__What is expected__:
Seek out every line containing the word "Francisco", and copy each.

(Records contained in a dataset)
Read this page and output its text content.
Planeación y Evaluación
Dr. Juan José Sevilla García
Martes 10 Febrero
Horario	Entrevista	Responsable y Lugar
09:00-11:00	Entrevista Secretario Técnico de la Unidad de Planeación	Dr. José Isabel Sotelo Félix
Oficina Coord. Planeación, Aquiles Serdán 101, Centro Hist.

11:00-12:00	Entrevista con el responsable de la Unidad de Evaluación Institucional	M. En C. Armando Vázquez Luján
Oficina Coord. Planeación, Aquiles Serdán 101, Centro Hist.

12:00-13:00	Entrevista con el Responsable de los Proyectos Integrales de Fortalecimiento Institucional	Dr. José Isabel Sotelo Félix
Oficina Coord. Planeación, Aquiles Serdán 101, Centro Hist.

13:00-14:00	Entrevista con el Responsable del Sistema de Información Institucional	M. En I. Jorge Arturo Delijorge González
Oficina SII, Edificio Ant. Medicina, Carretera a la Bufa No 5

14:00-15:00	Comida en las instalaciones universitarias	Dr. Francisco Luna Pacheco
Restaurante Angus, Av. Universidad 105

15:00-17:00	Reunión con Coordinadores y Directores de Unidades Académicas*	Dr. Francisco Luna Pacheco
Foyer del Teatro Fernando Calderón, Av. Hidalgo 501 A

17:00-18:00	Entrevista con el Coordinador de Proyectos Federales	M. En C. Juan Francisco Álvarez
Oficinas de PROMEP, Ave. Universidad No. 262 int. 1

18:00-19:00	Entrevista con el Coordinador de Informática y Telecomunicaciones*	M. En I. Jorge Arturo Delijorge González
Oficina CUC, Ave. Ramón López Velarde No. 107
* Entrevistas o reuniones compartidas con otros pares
==
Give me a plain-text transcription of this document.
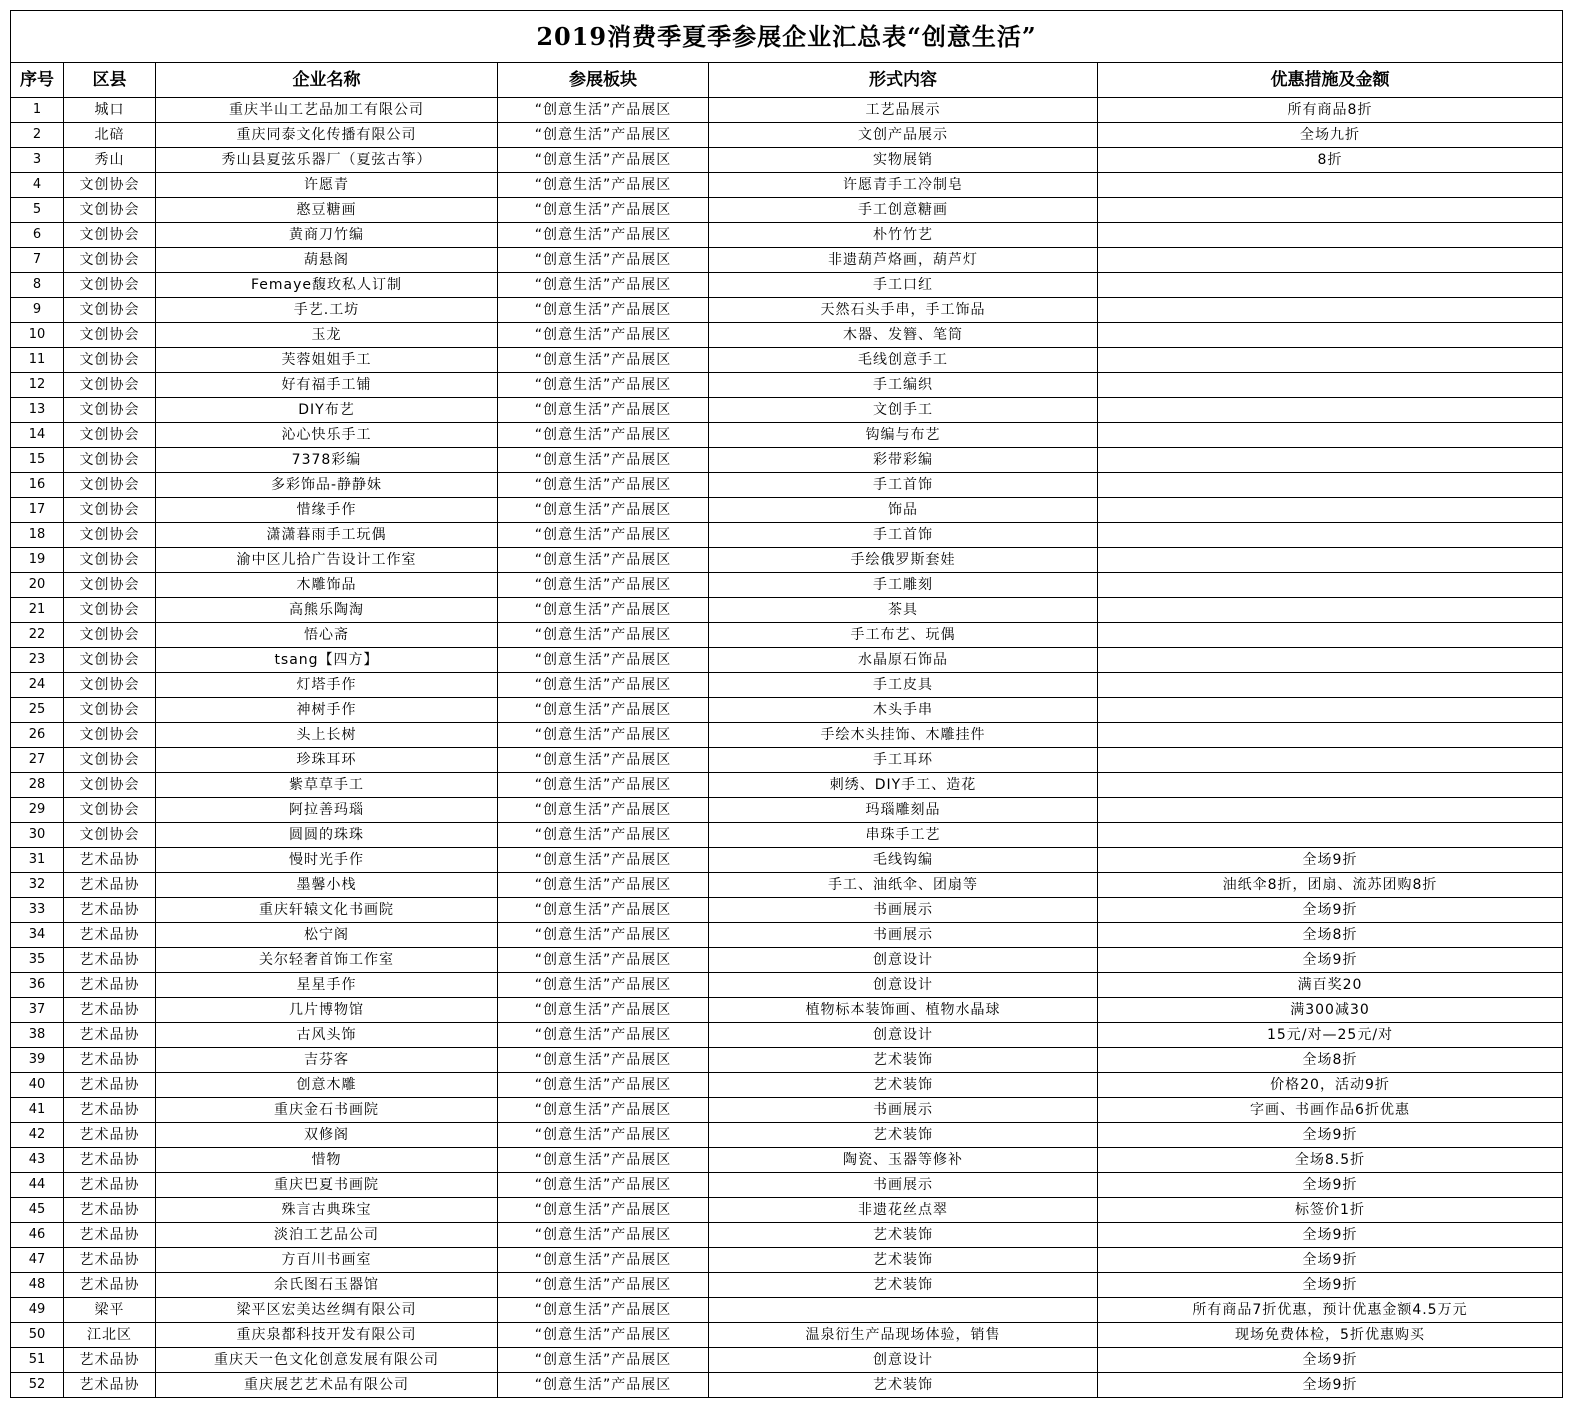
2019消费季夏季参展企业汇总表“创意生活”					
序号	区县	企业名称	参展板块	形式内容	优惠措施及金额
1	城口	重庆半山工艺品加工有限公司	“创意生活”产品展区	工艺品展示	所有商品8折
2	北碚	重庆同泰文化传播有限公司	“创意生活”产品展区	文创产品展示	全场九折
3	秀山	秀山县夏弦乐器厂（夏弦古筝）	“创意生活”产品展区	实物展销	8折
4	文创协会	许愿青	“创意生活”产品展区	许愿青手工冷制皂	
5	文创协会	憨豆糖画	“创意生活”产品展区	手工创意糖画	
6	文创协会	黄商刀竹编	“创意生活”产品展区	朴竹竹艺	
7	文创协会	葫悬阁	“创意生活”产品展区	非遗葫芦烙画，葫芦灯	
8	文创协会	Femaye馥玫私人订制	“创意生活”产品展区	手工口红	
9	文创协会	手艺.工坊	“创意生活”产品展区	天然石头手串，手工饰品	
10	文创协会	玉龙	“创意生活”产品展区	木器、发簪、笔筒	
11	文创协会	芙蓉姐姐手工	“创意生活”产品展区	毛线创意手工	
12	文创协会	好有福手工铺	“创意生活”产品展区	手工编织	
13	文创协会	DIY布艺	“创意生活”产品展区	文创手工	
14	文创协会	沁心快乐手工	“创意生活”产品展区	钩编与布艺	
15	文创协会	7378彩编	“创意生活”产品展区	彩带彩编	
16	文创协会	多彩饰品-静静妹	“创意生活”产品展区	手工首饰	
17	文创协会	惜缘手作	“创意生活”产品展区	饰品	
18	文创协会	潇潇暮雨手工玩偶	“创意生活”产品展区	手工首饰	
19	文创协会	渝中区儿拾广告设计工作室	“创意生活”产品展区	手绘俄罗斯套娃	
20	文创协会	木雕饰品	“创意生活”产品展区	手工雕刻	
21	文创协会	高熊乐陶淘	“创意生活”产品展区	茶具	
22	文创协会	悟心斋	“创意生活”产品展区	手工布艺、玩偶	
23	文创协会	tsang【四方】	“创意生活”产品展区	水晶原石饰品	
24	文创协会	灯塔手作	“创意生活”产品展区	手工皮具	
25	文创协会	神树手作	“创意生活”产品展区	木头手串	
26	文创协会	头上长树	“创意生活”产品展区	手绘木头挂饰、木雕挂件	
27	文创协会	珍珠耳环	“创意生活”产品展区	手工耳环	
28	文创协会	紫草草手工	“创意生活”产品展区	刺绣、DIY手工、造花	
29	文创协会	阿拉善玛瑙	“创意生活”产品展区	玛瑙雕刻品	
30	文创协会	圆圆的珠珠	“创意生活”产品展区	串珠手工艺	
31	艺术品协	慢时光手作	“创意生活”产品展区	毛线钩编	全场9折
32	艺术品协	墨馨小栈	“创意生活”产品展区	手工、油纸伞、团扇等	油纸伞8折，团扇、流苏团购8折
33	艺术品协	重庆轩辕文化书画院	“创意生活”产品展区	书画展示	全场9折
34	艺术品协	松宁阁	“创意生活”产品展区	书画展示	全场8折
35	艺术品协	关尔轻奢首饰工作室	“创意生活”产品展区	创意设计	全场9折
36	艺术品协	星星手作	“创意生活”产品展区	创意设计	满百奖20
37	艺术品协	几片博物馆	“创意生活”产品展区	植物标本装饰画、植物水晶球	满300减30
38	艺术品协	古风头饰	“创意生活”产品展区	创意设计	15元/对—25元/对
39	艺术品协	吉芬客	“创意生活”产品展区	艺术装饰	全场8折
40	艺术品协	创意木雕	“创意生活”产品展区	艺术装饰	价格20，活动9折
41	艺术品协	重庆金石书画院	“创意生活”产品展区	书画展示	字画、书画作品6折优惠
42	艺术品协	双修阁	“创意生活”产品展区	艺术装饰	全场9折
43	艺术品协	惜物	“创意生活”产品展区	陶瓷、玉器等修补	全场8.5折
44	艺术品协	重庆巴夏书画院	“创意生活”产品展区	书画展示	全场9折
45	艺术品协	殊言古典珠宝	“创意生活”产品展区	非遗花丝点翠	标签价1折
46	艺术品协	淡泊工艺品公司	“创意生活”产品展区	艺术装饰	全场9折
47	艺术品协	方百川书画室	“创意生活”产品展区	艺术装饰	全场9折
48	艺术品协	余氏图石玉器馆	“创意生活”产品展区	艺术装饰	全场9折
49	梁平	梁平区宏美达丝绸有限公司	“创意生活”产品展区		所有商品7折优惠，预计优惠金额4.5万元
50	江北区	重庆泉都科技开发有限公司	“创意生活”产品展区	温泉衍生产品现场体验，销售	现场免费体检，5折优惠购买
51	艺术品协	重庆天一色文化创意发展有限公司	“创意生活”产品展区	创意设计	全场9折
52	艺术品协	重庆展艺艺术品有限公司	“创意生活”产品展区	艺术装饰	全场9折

__Answer for the task__:
14:00-15:00	Comida en las instalaciones universitarias	Dr. Francisco Luna Pacheco
15:00-17:00	Reunión con Coordinadores y Directores de Unidades Académicas*	Dr. Francisco Luna Pacheco
17:00-18:00	Entrevista con el Coordinador de Proyectos Federales	M. En C. Juan Francisco Álvarez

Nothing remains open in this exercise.